- **The problem**
Below are the records. Count the lines containing the string "JSON", and reply with the number alone.

Data extracted from a collection:
-- START --
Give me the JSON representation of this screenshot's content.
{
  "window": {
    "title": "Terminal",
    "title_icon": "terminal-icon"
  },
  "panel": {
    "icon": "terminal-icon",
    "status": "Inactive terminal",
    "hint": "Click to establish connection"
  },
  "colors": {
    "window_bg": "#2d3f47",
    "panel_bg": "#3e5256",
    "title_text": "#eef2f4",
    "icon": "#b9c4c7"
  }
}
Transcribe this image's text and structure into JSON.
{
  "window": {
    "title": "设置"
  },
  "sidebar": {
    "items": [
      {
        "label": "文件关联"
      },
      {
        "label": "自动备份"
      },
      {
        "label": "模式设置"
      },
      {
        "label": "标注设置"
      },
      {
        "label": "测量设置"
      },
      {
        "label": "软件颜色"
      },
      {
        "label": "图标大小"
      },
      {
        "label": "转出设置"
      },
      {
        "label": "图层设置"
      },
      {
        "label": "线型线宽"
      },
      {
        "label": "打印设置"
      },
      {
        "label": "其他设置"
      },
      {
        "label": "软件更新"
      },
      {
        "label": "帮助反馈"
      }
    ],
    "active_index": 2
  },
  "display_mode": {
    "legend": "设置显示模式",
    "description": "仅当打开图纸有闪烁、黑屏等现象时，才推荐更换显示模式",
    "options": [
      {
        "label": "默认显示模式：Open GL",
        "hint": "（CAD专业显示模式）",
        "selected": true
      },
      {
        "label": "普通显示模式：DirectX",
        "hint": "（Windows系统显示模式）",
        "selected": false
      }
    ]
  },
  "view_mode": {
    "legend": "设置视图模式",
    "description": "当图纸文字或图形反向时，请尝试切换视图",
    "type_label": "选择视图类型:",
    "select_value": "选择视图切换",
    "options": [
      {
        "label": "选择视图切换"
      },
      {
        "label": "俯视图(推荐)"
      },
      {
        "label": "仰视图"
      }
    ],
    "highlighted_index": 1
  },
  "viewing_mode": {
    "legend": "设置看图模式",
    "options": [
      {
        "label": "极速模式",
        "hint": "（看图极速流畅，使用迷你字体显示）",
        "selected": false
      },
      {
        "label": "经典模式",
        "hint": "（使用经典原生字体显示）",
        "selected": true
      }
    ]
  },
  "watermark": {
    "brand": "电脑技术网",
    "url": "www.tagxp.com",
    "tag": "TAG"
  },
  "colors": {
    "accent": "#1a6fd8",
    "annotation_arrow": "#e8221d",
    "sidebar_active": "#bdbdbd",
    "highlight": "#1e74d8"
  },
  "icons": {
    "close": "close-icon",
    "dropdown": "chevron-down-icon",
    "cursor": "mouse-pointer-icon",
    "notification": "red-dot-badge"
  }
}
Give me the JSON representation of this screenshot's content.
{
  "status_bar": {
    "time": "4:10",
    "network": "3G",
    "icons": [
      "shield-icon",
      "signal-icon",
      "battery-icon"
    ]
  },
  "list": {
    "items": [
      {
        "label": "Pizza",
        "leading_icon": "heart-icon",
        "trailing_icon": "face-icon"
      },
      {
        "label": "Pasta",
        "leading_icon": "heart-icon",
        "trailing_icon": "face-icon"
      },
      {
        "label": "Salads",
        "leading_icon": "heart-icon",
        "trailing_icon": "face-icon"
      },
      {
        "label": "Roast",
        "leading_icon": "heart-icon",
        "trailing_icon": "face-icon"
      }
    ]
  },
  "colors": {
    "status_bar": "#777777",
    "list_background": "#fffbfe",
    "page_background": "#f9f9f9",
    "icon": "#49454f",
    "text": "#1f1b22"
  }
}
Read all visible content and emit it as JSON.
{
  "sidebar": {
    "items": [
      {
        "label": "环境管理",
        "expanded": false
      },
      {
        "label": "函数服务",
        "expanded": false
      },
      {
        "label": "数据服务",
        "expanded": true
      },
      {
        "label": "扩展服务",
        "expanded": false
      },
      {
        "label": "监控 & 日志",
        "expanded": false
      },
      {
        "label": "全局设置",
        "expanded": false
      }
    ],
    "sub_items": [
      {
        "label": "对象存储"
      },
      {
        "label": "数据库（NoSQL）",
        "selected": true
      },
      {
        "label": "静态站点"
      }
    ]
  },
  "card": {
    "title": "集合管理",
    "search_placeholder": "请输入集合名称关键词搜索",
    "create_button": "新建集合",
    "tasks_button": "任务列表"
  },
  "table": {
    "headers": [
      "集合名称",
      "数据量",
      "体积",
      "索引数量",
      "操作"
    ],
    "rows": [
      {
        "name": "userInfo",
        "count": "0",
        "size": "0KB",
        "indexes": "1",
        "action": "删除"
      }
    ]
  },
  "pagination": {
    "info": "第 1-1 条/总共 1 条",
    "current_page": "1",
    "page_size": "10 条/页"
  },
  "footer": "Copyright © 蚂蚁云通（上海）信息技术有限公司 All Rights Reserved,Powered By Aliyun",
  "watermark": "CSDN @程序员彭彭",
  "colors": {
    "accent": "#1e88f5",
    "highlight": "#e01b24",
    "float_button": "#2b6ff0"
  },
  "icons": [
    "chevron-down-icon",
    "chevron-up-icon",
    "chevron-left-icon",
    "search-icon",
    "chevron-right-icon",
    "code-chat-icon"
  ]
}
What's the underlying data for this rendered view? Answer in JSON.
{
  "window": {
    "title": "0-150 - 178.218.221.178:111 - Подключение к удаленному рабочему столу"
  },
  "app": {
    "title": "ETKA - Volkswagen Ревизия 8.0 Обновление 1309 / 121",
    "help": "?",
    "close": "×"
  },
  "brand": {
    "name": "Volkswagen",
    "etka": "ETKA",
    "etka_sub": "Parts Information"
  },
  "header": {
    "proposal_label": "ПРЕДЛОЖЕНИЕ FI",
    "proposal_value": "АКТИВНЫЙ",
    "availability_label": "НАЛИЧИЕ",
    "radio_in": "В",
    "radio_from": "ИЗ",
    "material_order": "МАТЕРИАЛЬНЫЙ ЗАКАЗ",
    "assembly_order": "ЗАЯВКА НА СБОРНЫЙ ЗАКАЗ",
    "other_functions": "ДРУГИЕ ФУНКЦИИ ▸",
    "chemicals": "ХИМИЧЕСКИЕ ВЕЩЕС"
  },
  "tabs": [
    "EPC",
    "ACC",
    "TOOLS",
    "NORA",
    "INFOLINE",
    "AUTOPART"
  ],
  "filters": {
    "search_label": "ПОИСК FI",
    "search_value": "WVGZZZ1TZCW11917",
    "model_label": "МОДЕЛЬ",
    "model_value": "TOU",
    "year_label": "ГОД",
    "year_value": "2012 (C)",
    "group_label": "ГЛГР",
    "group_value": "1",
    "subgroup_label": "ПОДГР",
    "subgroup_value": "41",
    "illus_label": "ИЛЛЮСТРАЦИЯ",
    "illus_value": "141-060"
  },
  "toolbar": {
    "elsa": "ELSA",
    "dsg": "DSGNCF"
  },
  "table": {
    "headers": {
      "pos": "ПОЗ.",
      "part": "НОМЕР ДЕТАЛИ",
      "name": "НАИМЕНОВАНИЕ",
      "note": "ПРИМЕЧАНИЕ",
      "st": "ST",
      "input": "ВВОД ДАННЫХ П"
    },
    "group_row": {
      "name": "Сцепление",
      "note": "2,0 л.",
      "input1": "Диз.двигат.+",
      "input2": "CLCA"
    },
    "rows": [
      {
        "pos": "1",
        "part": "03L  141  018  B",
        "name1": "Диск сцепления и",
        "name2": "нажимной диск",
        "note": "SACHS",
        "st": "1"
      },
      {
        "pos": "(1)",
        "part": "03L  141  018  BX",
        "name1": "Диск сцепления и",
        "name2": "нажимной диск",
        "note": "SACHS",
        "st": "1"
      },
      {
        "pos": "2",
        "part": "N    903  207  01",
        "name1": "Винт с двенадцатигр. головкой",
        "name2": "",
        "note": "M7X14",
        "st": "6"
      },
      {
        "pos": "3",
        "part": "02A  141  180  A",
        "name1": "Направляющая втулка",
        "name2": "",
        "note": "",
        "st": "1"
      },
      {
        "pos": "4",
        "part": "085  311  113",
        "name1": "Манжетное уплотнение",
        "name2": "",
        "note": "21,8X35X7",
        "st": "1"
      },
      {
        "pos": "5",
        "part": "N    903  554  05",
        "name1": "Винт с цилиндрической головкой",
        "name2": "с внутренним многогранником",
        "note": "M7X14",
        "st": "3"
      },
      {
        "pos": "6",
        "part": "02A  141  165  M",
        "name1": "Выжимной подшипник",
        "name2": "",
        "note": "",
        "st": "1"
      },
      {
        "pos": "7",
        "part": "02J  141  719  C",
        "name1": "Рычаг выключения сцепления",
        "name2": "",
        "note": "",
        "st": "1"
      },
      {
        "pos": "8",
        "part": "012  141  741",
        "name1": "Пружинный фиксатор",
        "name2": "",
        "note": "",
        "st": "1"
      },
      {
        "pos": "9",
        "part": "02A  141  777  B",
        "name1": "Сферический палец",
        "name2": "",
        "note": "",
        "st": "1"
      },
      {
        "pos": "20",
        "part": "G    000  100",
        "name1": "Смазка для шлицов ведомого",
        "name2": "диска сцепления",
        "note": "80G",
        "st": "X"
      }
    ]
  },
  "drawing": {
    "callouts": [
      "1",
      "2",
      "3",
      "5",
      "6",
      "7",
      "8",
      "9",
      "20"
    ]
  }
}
-- END --
- **Correct output**
5